▶ **Qué debe hacer**
Presente en forma de tabla Markdown las líneas del listado que comienzan en la que contiene "backgammon-checker-dark (246, 327, 263, 340)" y terminan en la que contiene "backgammon-checker-light (228, 317, 245, 330)", ambas incluidas. Coloque el número de fila en la columna «Fila» y el texto en la columna «Línea», y omita las líneas en blanco.

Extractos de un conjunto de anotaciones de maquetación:
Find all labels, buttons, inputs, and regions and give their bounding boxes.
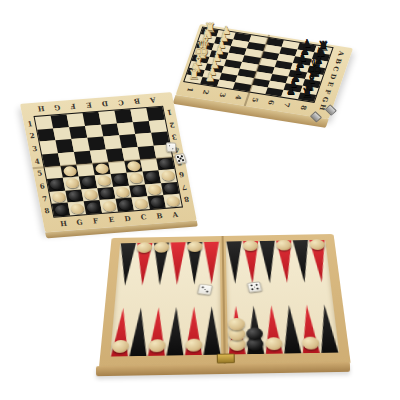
backgammon-checker-dark (246, 327, 263, 340)
die-pip (169, 145, 170, 146)
backgammon-point-bottom (280, 305, 302, 354)
checkers-board-plane: HGFEDCBA HGFEDCBA 12345678 12345678 (20, 92, 197, 232)
chess-piece-white-rook: ♜ (187, 68, 201, 81)
chess-piece-black-pawn: ♟ (284, 85, 298, 96)
brass-hinge-icon (217, 353, 235, 363)
die (174, 153, 187, 165)
die-pip (202, 286, 204, 288)
backgammon-checker-light (228, 317, 245, 330)
backgammon-checker-light (187, 241, 202, 252)
die-pip (257, 288, 259, 290)
checkers-rank-label: 8 (40, 204, 54, 217)
die-pip (182, 159, 184, 161)
die-pip (206, 291, 208, 293)
backgammon-point-top (203, 242, 220, 285)
backgammon-point-bottom (166, 307, 185, 356)
checkers-rank-label: 1 (23, 117, 37, 130)
backgammon-point-top (116, 243, 136, 286)
die-pip (250, 284, 252, 286)
backgammon-point-top (168, 242, 186, 285)
backgammon-checker-light (148, 339, 165, 352)
checkers-rank-label: 2 (25, 129, 39, 142)
checkers-rank-label: 6 (175, 168, 189, 181)
backgammon-point-top (259, 241, 279, 284)
backgammon-checker-light (154, 241, 170, 252)
box-clasp-icon (325, 104, 337, 116)
checkers-rank-label: 1 (162, 106, 176, 119)
backgammon-right-half (226, 240, 339, 355)
backgammon-checker-light (185, 338, 202, 351)
die-pip (251, 289, 253, 291)
chess-piece-black-rook: ♜ (300, 86, 314, 99)
checkers-rank-label: 8 (179, 193, 193, 206)
die-pip (181, 155, 183, 157)
die-pip (172, 148, 173, 149)
chess-piece-white-pawn: ♟ (203, 72, 217, 83)
backgammon-case-interior (99, 234, 351, 368)
die (247, 281, 263, 293)
checkers-rank-label: 3 (28, 142, 42, 155)
die-pip (178, 160, 180, 162)
checkers-file-label: A (144, 94, 162, 107)
backgammon-checker-light (265, 337, 282, 350)
die-pip (256, 284, 258, 286)
backgammon-point-bottom (315, 304, 339, 353)
checkers-file-label: A (166, 207, 185, 222)
checkers-rank-label: 7 (37, 192, 51, 205)
die (166, 142, 177, 152)
die (197, 284, 213, 295)
backgammon-point-bottom (203, 306, 222, 355)
checkers-rank-label: 5 (33, 167, 47, 180)
die-pip (253, 286, 255, 288)
backgammon-checker-light (301, 336, 319, 349)
backgammon-checker-light (276, 239, 292, 250)
backgammon-left-half (110, 242, 221, 357)
backgammon-point-bottom (129, 307, 150, 356)
product-photo-stage: 12345678 ABCDEFGH ♜♞♝♛♚♝♞♜♟♟♟♟♟♟♟♟♟♟♟♟♟♟… (0, 0, 400, 400)
backgammon-checker-light (243, 240, 259, 251)
checkers-rank-label: 6 (35, 179, 49, 192)
backgammon-point-top (226, 241, 244, 284)
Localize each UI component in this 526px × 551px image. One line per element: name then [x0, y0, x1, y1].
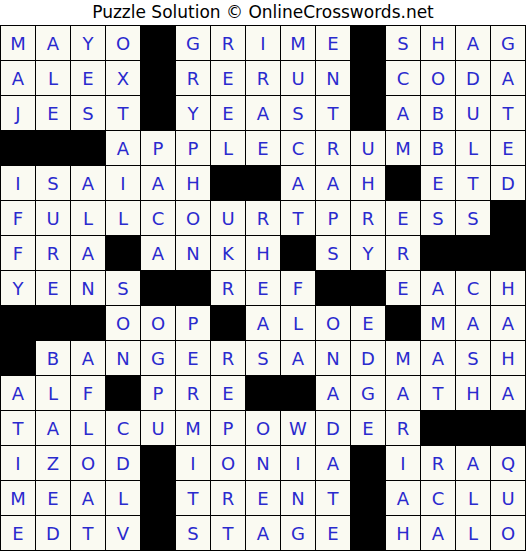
letter-cell: E — [211, 61, 245, 95]
letter-cell: D — [106, 446, 140, 480]
block-cell — [1, 341, 35, 375]
letter-cell: L — [36, 61, 70, 95]
letter-cell: T — [456, 166, 490, 200]
letter-cell: R — [176, 376, 210, 410]
letter-cell: Y — [1, 271, 35, 305]
letter-cell: T — [176, 481, 210, 515]
block-cell — [281, 376, 315, 410]
letter-cell: L — [211, 131, 245, 165]
letter-cell: A — [141, 166, 175, 200]
letter-cell: E — [176, 341, 210, 375]
block-cell — [36, 131, 70, 165]
letter-cell: A — [281, 341, 315, 375]
letter-cell: M — [386, 131, 420, 165]
letter-cell: O — [71, 446, 105, 480]
letter-cell: I — [386, 446, 420, 480]
letter-cell: T — [316, 481, 350, 515]
letter-cell: L — [456, 481, 490, 515]
block-cell — [246, 166, 280, 200]
block-cell — [491, 236, 525, 270]
letter-cell: A — [246, 516, 280, 550]
letter-cell: C — [421, 481, 455, 515]
letter-cell: T — [71, 516, 105, 550]
letter-cell: U — [351, 131, 385, 165]
letter-cell: O — [316, 306, 350, 340]
letter-cell: A — [1, 376, 35, 410]
letter-cell: D — [36, 516, 70, 550]
letter-cell: A — [316, 376, 350, 410]
block-cell — [211, 306, 245, 340]
letter-cell: T — [281, 201, 315, 235]
letter-cell: Y — [176, 96, 210, 130]
letter-cell: B — [36, 341, 70, 375]
letter-cell: N — [316, 61, 350, 95]
letter-cell: N — [71, 271, 105, 305]
letter-cell: E — [211, 96, 245, 130]
letter-cell: I — [1, 446, 35, 480]
letter-cell: E — [316, 26, 350, 60]
letter-cell: E — [211, 376, 245, 410]
letter-cell: U — [141, 411, 175, 445]
letter-cell: A — [106, 131, 140, 165]
letter-cell: P — [176, 131, 210, 165]
letter-cell: A — [421, 516, 455, 550]
letter-cell: E — [1, 516, 35, 550]
letter-cell: R — [211, 481, 245, 515]
letter-cell: E — [421, 166, 455, 200]
letter-cell: L — [71, 411, 105, 445]
letter-cell: N — [106, 341, 140, 375]
letter-cell: R — [351, 201, 385, 235]
block-cell — [421, 411, 455, 445]
block-cell — [141, 271, 175, 305]
letter-cell: I — [1, 166, 35, 200]
letter-cell: E — [386, 271, 420, 305]
block-cell — [351, 96, 385, 130]
letter-cell: O — [106, 306, 140, 340]
letter-cell: O — [211, 446, 245, 480]
letter-cell: E — [36, 96, 70, 130]
letter-cell: T — [491, 96, 525, 130]
letter-cell: S — [281, 96, 315, 130]
letter-cell: R — [316, 131, 350, 165]
letter-cell: H — [176, 166, 210, 200]
letter-cell: Z — [36, 446, 70, 480]
letter-cell: O — [176, 201, 210, 235]
letter-cell: A — [36, 411, 70, 445]
letter-cell: O — [246, 411, 280, 445]
letter-cell: H — [386, 516, 420, 550]
letter-cell: A — [246, 306, 280, 340]
letter-cell: M — [1, 481, 35, 515]
letter-cell: O — [106, 26, 140, 60]
letter-cell: E — [246, 481, 280, 515]
letter-cell: K — [211, 236, 245, 270]
block-cell — [351, 271, 385, 305]
block-cell — [141, 481, 175, 515]
letter-cell: H — [246, 236, 280, 270]
letter-cell: S — [456, 201, 490, 235]
letter-cell: I — [176, 446, 210, 480]
letter-cell: Y — [351, 236, 385, 270]
letter-cell: P — [141, 376, 175, 410]
letter-cell: A — [386, 96, 420, 130]
letter-cell: S — [316, 236, 350, 270]
letter-cell: A — [71, 236, 105, 270]
letter-cell: S — [106, 271, 140, 305]
block-cell — [141, 446, 175, 480]
letter-cell: A — [386, 481, 420, 515]
block-cell — [351, 26, 385, 60]
puzzle-solution-page: Puzzle Solution © OnlineCrosswords.net M… — [0, 0, 526, 551]
letter-cell: E — [36, 481, 70, 515]
letter-cell: F — [281, 271, 315, 305]
block-cell — [36, 306, 70, 340]
letter-cell: C — [106, 411, 140, 445]
letter-cell: O — [141, 306, 175, 340]
letter-cell: F — [71, 376, 105, 410]
letter-cell: R — [386, 236, 420, 270]
block-cell — [1, 131, 35, 165]
letter-cell: N — [316, 341, 350, 375]
block-cell — [281, 236, 315, 270]
letter-cell: S — [456, 341, 490, 375]
block-cell — [456, 236, 490, 270]
block-cell — [456, 411, 490, 445]
letter-cell: H — [351, 166, 385, 200]
letter-cell: N — [176, 236, 210, 270]
letter-cell: A — [141, 236, 175, 270]
letter-cell: P — [141, 131, 175, 165]
letter-cell: T — [106, 96, 140, 130]
letter-cell: R — [176, 61, 210, 95]
letter-cell: W — [281, 411, 315, 445]
letter-cell: L — [456, 516, 490, 550]
letter-cell: O — [421, 61, 455, 95]
letter-cell: A — [491, 306, 525, 340]
block-cell — [176, 271, 210, 305]
letter-cell: R — [246, 61, 280, 95]
letter-cell: E — [36, 271, 70, 305]
crossword-grid: MAYOGRIMESHAGALEXRERUNCODAJESTYEASTABUTA… — [0, 25, 526, 551]
letter-cell: G — [176, 26, 210, 60]
letter-cell: P — [211, 411, 245, 445]
block-cell — [106, 236, 140, 270]
block-cell — [141, 26, 175, 60]
block-cell — [141, 61, 175, 95]
block-cell — [71, 306, 105, 340]
letter-cell: G — [281, 516, 315, 550]
letter-cell: R — [246, 201, 280, 235]
letter-cell: E — [351, 411, 385, 445]
letter-cell: E — [71, 61, 105, 95]
letter-cell: T — [316, 96, 350, 130]
block-cell — [351, 61, 385, 95]
letter-cell: E — [386, 201, 420, 235]
letter-cell: A — [386, 376, 420, 410]
block-cell — [386, 166, 420, 200]
block-cell — [491, 201, 525, 235]
letter-cell: A — [456, 26, 490, 60]
block-cell — [386, 306, 420, 340]
letter-cell: Q — [491, 446, 525, 480]
letter-cell: N — [246, 446, 280, 480]
letter-cell: R — [421, 446, 455, 480]
block-cell — [71, 131, 105, 165]
block-cell — [106, 376, 140, 410]
letter-cell: P — [176, 306, 210, 340]
letter-cell: I — [106, 166, 140, 200]
letter-cell: H — [491, 271, 525, 305]
letter-cell: E — [316, 516, 350, 550]
letter-cell: H — [456, 376, 490, 410]
letter-cell: S — [246, 341, 280, 375]
page-title: Puzzle Solution © OnlineCrosswords.net — [0, 0, 526, 25]
letter-cell: E — [246, 271, 280, 305]
letter-cell: V — [106, 516, 140, 550]
letter-cell: T — [421, 376, 455, 410]
letter-cell: U — [36, 201, 70, 235]
letter-cell: R — [36, 236, 70, 270]
block-cell — [246, 376, 280, 410]
letter-cell: L — [71, 201, 105, 235]
letter-cell: A — [491, 376, 525, 410]
letter-cell: T — [211, 516, 245, 550]
block-cell — [491, 411, 525, 445]
letter-cell: R — [211, 26, 245, 60]
letter-cell: J — [1, 96, 35, 130]
letter-cell: A — [246, 96, 280, 130]
letter-cell: R — [211, 271, 245, 305]
letter-cell: L — [36, 376, 70, 410]
letter-cell: A — [421, 341, 455, 375]
block-cell — [1, 306, 35, 340]
block-cell — [141, 96, 175, 130]
letter-cell: M — [1, 26, 35, 60]
letter-cell: U — [281, 61, 315, 95]
block-cell — [351, 516, 385, 550]
letter-cell: U — [211, 201, 245, 235]
letter-cell: R — [211, 341, 245, 375]
letter-cell: M — [386, 341, 420, 375]
letter-cell: R — [386, 411, 420, 445]
letter-cell: A — [71, 341, 105, 375]
letter-cell: M — [176, 411, 210, 445]
letter-cell: L — [106, 481, 140, 515]
letter-cell: A — [456, 446, 490, 480]
letter-cell: A — [316, 446, 350, 480]
letter-cell: L — [106, 201, 140, 235]
letter-cell: C — [386, 61, 420, 95]
letter-cell: B — [421, 96, 455, 130]
letter-cell: E — [246, 131, 280, 165]
letter-cell: F — [1, 236, 35, 270]
block-cell — [316, 271, 350, 305]
letter-cell: C — [281, 131, 315, 165]
letter-cell: M — [281, 26, 315, 60]
letter-cell: A — [456, 306, 490, 340]
letter-cell: S — [386, 26, 420, 60]
letter-cell: U — [491, 481, 525, 515]
letter-cell: D — [316, 411, 350, 445]
letter-cell: S — [36, 166, 70, 200]
letter-cell: A — [36, 26, 70, 60]
letter-cell: A — [1, 61, 35, 95]
letter-cell: A — [71, 166, 105, 200]
letter-cell: O — [491, 516, 525, 550]
letter-cell: D — [491, 166, 525, 200]
letter-cell: G — [141, 341, 175, 375]
block-cell — [211, 166, 245, 200]
letter-cell: T — [1, 411, 35, 445]
block-cell — [141, 516, 175, 550]
letter-cell: H — [421, 26, 455, 60]
letter-cell: U — [456, 96, 490, 130]
letter-cell: B — [421, 131, 455, 165]
letter-cell: G — [491, 26, 525, 60]
letter-cell: I — [281, 446, 315, 480]
letter-cell: F — [1, 201, 35, 235]
block-cell — [351, 481, 385, 515]
letter-cell: D — [456, 61, 490, 95]
letter-cell: L — [456, 131, 490, 165]
letter-cell: S — [71, 96, 105, 130]
letter-cell: G — [351, 376, 385, 410]
letter-cell: N — [281, 481, 315, 515]
letter-cell: Y — [71, 26, 105, 60]
letter-cell: E — [491, 131, 525, 165]
letter-cell: I — [246, 26, 280, 60]
letter-cell: A — [421, 271, 455, 305]
letter-cell: A — [316, 166, 350, 200]
letter-cell: X — [106, 61, 140, 95]
block-cell — [421, 236, 455, 270]
letter-cell: A — [281, 166, 315, 200]
letter-cell: S — [176, 516, 210, 550]
letter-cell: A — [491, 61, 525, 95]
letter-cell: A — [71, 481, 105, 515]
letter-cell: C — [456, 271, 490, 305]
letter-cell: C — [141, 201, 175, 235]
letter-cell: H — [491, 341, 525, 375]
block-cell — [351, 446, 385, 480]
letter-cell: P — [316, 201, 350, 235]
letter-cell: E — [351, 306, 385, 340]
letter-cell: S — [421, 201, 455, 235]
letter-cell: D — [351, 341, 385, 375]
letter-cell: L — [281, 306, 315, 340]
letter-cell: M — [421, 306, 455, 340]
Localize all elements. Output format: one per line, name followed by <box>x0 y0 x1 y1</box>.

▶ **Respuesta**
| Fila | Línea |
|---|---|
| 1 | backgammon-checker-dark (246, 327, 263, 340) |
| 2 | die-pip (169, 145, 170, 146) |
| 3 | backgammon-point-bottom (280, 305, 302, 354) |
| 4 | checkers-board-plane: HGFEDCBA HGFEDCBA 12345678 12345678 (20, 92, 197, 232) |
| 5 | chess-piece-white-rook: ♜ (187, 68, 201, 81) |
| 6 | chess-piece-black-pawn: ♟ (284, 85, 298, 96) |
| 7 | brass-hinge-icon (217, 353, 235, 363) |
| 8 | die (174, 153, 187, 165) |
| 9 | die-pip (202, 286, 204, 288) |
| 10 | backgammon-checker-light (228, 317, 245, 330) |